> **TASK DESCRIPTION**
Gather the lines that hold the string "JSON".

--- begin SUPPLIED RECORDS ---

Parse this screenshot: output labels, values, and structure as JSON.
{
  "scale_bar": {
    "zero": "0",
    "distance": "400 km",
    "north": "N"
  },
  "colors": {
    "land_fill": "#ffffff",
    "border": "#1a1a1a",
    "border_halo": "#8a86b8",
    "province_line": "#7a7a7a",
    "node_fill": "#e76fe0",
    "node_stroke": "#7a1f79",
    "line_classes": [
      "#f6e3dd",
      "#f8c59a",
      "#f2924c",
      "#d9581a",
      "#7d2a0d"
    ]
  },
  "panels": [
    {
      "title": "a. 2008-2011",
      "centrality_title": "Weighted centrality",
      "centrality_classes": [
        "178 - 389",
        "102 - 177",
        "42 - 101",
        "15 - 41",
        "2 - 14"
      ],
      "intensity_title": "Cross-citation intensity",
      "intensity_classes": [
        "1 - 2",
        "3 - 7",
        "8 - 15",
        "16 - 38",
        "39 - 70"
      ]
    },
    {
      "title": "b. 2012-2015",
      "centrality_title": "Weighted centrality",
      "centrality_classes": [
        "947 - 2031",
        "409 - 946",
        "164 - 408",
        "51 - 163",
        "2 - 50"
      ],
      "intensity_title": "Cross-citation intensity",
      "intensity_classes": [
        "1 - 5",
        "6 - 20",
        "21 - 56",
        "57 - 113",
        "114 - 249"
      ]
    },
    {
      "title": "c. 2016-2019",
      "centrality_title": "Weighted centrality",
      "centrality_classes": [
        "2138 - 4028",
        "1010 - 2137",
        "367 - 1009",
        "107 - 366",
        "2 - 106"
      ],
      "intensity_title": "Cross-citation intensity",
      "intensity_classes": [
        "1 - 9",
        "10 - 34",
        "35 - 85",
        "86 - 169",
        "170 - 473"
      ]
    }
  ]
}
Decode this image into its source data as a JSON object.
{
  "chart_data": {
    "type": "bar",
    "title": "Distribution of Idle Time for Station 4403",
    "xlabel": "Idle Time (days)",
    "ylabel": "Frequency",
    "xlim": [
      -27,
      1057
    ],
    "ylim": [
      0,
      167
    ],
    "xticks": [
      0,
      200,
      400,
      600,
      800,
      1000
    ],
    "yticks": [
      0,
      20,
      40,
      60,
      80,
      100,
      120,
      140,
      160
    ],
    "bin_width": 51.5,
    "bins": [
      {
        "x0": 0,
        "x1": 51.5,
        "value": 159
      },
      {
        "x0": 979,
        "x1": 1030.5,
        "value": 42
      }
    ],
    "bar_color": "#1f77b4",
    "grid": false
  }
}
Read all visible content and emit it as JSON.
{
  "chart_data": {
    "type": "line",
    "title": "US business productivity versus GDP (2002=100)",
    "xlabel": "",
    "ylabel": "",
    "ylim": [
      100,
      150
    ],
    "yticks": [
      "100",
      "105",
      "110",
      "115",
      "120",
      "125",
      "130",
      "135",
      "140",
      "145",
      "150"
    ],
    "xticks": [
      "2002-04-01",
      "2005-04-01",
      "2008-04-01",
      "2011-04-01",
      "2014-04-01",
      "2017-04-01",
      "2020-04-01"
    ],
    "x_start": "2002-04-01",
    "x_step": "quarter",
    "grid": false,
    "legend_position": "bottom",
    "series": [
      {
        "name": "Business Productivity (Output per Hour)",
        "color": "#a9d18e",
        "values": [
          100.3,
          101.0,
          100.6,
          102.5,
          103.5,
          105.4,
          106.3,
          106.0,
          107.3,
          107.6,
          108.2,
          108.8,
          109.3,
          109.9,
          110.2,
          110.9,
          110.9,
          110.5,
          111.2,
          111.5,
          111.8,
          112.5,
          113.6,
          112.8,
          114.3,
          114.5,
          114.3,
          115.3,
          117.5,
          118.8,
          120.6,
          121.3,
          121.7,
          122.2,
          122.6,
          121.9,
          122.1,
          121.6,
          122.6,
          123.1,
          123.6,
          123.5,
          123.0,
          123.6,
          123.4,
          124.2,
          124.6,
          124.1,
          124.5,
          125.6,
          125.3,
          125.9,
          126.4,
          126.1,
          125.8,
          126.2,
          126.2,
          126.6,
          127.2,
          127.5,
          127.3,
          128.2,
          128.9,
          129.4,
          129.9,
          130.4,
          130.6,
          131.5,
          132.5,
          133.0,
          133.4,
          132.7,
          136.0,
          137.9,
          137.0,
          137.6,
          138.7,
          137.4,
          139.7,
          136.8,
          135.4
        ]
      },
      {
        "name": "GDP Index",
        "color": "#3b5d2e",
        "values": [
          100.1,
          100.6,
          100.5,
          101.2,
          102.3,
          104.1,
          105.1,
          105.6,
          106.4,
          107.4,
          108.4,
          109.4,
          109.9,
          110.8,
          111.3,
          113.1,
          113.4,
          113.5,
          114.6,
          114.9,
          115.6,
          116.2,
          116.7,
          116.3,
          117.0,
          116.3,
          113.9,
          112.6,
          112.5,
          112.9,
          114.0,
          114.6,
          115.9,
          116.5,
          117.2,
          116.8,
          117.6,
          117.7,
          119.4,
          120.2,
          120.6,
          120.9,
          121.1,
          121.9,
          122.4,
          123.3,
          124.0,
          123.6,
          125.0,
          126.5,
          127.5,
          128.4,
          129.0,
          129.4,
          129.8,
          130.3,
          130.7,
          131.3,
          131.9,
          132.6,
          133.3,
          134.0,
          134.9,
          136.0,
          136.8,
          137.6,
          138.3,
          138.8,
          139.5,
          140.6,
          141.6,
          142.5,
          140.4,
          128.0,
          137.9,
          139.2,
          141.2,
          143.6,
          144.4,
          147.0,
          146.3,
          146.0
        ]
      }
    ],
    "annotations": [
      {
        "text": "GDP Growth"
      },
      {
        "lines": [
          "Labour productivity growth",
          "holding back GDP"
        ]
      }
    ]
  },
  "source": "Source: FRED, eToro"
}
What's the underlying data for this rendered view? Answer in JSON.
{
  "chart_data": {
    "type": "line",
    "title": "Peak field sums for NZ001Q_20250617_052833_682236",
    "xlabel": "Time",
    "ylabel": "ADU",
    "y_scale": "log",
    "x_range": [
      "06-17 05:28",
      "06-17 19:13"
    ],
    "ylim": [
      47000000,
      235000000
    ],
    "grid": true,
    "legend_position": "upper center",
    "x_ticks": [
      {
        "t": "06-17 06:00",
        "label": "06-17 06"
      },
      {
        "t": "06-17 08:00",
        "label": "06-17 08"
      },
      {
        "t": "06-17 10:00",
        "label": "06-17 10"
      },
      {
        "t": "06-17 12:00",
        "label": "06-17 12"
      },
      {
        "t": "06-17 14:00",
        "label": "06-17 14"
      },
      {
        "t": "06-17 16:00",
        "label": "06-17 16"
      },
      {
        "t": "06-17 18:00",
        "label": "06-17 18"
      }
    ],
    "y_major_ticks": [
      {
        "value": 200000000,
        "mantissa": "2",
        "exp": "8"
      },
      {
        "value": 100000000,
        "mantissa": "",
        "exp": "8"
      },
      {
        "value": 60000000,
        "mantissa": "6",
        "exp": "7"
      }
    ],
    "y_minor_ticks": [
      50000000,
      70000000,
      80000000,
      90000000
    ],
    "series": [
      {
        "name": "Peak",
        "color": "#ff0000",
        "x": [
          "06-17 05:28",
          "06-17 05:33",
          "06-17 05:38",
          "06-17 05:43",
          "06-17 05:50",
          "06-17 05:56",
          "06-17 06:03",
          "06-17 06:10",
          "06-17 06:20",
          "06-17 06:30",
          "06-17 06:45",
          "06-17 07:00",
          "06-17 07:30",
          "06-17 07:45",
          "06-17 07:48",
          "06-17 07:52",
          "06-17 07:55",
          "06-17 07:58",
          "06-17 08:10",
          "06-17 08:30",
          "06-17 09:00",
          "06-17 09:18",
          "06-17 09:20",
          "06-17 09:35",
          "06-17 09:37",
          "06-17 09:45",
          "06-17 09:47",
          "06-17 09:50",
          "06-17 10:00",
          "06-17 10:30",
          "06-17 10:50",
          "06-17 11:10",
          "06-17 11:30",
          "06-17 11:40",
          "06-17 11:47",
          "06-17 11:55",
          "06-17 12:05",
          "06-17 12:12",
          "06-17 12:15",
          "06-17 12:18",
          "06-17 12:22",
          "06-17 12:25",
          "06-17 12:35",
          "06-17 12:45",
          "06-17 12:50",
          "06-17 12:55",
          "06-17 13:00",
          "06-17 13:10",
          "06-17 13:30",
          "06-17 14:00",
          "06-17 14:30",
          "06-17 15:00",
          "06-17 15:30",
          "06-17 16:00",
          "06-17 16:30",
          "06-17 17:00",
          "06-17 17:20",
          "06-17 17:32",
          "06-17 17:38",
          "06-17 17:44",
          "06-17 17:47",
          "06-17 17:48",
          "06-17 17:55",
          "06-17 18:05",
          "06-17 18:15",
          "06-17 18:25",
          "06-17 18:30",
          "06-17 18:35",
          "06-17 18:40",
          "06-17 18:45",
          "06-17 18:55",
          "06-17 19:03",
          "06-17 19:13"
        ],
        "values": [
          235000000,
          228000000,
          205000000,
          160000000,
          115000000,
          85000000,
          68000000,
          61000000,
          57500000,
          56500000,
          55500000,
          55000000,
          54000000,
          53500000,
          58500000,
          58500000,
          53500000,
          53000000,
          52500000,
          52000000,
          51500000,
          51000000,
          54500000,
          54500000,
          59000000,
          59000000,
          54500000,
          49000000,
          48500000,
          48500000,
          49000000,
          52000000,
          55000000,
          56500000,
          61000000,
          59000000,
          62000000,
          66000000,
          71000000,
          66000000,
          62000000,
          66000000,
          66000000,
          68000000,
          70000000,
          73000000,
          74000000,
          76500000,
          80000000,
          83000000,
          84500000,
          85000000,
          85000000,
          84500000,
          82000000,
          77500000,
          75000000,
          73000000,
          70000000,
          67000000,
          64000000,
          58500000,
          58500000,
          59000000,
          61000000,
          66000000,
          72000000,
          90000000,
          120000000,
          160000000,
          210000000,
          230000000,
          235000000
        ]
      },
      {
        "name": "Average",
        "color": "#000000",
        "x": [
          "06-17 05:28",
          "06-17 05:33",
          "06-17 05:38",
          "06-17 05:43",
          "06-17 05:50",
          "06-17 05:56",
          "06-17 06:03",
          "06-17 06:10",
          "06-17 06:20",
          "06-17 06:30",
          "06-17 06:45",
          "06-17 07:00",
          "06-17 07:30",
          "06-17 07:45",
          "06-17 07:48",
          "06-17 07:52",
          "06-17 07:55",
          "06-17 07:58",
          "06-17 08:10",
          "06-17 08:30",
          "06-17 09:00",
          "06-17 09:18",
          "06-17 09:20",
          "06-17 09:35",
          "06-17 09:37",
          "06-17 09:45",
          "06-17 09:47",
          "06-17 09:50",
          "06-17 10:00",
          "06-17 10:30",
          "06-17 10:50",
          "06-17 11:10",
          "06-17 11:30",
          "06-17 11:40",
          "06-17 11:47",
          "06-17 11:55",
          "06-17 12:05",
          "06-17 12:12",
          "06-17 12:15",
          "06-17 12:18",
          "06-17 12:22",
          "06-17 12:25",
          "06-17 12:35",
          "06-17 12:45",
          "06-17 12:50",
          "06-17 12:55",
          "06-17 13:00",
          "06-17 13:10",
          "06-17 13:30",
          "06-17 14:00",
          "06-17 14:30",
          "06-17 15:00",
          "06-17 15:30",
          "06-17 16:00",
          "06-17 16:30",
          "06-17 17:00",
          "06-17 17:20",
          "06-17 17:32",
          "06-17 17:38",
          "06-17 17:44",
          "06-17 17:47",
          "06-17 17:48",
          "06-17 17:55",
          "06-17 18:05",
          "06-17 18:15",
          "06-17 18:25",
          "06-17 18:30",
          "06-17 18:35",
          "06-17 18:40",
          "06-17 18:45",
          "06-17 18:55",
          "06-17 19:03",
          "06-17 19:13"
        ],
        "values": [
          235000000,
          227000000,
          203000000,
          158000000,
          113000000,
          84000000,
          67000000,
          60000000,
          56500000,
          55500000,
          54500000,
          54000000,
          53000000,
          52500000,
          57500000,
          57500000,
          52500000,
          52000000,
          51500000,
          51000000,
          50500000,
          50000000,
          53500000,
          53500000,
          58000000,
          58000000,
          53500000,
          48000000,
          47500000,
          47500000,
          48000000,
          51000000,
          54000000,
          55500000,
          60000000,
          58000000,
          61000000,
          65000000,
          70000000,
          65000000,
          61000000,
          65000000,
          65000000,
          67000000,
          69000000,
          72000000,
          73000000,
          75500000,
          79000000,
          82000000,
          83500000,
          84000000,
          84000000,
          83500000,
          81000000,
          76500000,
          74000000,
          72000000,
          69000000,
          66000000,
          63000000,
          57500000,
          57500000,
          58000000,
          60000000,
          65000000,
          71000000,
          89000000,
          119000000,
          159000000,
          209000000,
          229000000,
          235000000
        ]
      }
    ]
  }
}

--- end SUPPLIED RECORDS ---

> **ANSWER**
Parse this screenshot: output labels, values, and structure as JSON.
Decode this image into its source data as a JSON object.
Read all visible content and emit it as JSON.
What's the underlying data for this rendered view? Answer in JSON.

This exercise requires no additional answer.